Your task.
Present the following entries again, word for word and in full.
-- Start of Provided material --
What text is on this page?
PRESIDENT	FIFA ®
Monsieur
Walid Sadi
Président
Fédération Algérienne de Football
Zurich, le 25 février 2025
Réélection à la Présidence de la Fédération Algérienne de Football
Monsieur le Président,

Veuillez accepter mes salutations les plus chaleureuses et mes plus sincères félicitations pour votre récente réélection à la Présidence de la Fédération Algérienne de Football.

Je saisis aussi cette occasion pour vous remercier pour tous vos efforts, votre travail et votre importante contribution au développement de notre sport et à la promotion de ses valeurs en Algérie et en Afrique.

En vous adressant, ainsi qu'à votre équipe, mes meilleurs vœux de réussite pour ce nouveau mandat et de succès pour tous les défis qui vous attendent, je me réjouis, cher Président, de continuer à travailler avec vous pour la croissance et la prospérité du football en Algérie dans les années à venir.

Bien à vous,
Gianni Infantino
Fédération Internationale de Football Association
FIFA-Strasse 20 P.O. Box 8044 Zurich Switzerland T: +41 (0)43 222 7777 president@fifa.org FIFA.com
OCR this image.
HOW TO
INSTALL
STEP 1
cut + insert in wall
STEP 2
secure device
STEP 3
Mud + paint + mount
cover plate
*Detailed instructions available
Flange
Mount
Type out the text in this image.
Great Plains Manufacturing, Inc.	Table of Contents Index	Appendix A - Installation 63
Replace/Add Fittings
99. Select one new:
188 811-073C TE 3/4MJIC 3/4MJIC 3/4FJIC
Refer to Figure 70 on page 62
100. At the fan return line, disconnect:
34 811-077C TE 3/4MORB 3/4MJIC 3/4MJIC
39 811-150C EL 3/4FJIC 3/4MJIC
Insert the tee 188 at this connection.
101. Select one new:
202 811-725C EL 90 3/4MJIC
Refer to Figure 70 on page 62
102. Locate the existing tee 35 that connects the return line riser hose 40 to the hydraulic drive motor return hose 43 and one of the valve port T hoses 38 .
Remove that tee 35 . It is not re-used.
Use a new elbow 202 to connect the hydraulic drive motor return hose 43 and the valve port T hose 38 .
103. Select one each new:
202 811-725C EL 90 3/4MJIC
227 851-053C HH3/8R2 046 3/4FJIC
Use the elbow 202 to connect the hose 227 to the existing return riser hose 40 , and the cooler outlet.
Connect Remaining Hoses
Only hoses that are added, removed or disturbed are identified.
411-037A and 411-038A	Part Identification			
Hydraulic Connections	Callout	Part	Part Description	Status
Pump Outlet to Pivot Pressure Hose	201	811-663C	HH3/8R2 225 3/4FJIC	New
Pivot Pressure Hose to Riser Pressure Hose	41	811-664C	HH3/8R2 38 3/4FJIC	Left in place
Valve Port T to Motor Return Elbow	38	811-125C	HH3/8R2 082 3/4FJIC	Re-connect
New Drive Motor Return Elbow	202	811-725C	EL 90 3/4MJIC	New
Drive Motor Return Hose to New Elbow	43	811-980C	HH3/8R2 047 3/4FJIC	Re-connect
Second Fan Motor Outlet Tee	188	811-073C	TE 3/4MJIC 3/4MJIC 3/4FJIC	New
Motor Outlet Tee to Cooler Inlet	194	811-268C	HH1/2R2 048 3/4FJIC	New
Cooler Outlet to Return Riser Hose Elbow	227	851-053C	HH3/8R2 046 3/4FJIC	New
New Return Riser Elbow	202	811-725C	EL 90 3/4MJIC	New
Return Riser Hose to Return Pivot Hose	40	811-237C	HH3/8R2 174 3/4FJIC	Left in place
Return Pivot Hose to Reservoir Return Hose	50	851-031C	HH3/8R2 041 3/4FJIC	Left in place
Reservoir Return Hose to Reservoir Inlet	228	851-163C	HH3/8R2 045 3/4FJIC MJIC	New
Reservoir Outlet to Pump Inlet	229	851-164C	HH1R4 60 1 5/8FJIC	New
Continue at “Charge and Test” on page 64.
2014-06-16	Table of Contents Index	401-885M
-- End of Provided material --
Reply.
What text is on this page?
PRESIDENT	FIFA ®
Monsieur
Walid Sadi
Président
Fédération Algérienne de Football
Zurich, le 25 février 2025
Réélection à la Présidence de la Fédération Algérienne de Football
Monsieur le Président,

Veuillez accepter mes salutations les plus chaleureuses et mes plus sincères félicitations pour votre récente réélection à la Présidence de la Fédération Algérienne de Football.

Je saisis aussi cette occasion pour vous remercier pour tous vos efforts, votre travail et votre importante contribution au développement de notre sport et à la promotion de ses valeurs en Algérie et en Afrique.

En vous adressant, ainsi qu'à votre équipe, mes meilleurs vœux de réussite pour ce nouveau mandat et de succès pour tous les défis qui vous attendent, je me réjouis, cher Président, de continuer à travailler avec vous pour la croissance et la prospérité du football en Algérie dans les années à venir.

Bien à vous,
Gianni Infantino
Fédération Internationale de Football Association
FIFA-Strasse 20 P.O. Box 8044 Zurich Switzerland T: +41 (0)43 222 7777 president@fifa.org FIFA.com
OCR this image.
HOW TO
INSTALL
STEP 1
cut + insert in wall
STEP 2
secure device
STEP 3
Mud + paint + mount
cover plate
*Detailed instructions available
Flange
Mount
Type out the text in this image.
Great Plains Manufacturing, Inc.	Table of Contents Index	Appendix A - Installation 63
Replace/Add Fittings
99. Select one new:
188 811-073C TE 3/4MJIC 3/4MJIC 3/4FJIC
Refer to Figure 70 on page 62
100. At the fan return line, disconnect:
34 811-077C TE 3/4MORB 3/4MJIC 3/4MJIC
39 811-150C EL 3/4FJIC 3/4MJIC
Insert the tee 188 at this connection.
101. Select one new:
202 811-725C EL 90 3/4MJIC
Refer to Figure 70 on page 62
102. Locate the existing tee 35 that connects the return line riser hose 40 to the hydraulic drive motor return hose 43 and one of the valve port T hoses 38 .
Remove that tee 35 . It is not re-used.
Use a new elbow 202 to connect the hydraulic drive motor return hose 43 and the valve port T hose 38 .
103. Select one each new:
202 811-725C EL 90 3/4MJIC
227 851-053C HH3/8R2 046 3/4FJIC
Use the elbow 202 to connect the hose 227 to the existing return riser hose 40 , and the cooler outlet.
Connect Remaining Hoses
Only hoses that are added, removed or disturbed are identified.
411-037A and 411-038A	Part Identification			
Hydraulic Connections	Callout	Part	Part Description	Status
Pump Outlet to Pivot Pressure Hose	201	811-663C	HH3/8R2 225 3/4FJIC	New
Pivot Pressure Hose to Riser Pressure Hose	41	811-664C	HH3/8R2 38 3/4FJIC	Left in place
Valve Port T to Motor Return Elbow	38	811-125C	HH3/8R2 082 3/4FJIC	Re-connect
New Drive Motor Return Elbow	202	811-725C	EL 90 3/4MJIC	New
Drive Motor Return Hose to New Elbow	43	811-980C	HH3/8R2 047 3/4FJIC	Re-connect
Second Fan Motor Outlet Tee	188	811-073C	TE 3/4MJIC 3/4MJIC 3/4FJIC	New
Motor Outlet Tee to Cooler Inlet	194	811-268C	HH1/2R2 048 3/4FJIC	New
Cooler Outlet to Return Riser Hose Elbow	227	851-053C	HH3/8R2 046 3/4FJIC	New
New Return Riser Elbow	202	811-725C	EL 90 3/4MJIC	New
Return Riser Hose to Return Pivot Hose	40	811-237C	HH3/8R2 174 3/4FJIC	Left in place
Return Pivot Hose to Reservoir Return Hose	50	851-031C	HH3/8R2 041 3/4FJIC	Left in place
Reservoir Return Hose to Reservoir Inlet	228	851-163C	HH3/8R2 045 3/4FJIC MJIC	New
Reservoir Outlet to Pump Inlet	229	851-164C	HH1R4 60 1 5/8FJIC	New
Continue at “Charge and Test” on page 64.
2014-06-16	Table of Contents Index	401-885M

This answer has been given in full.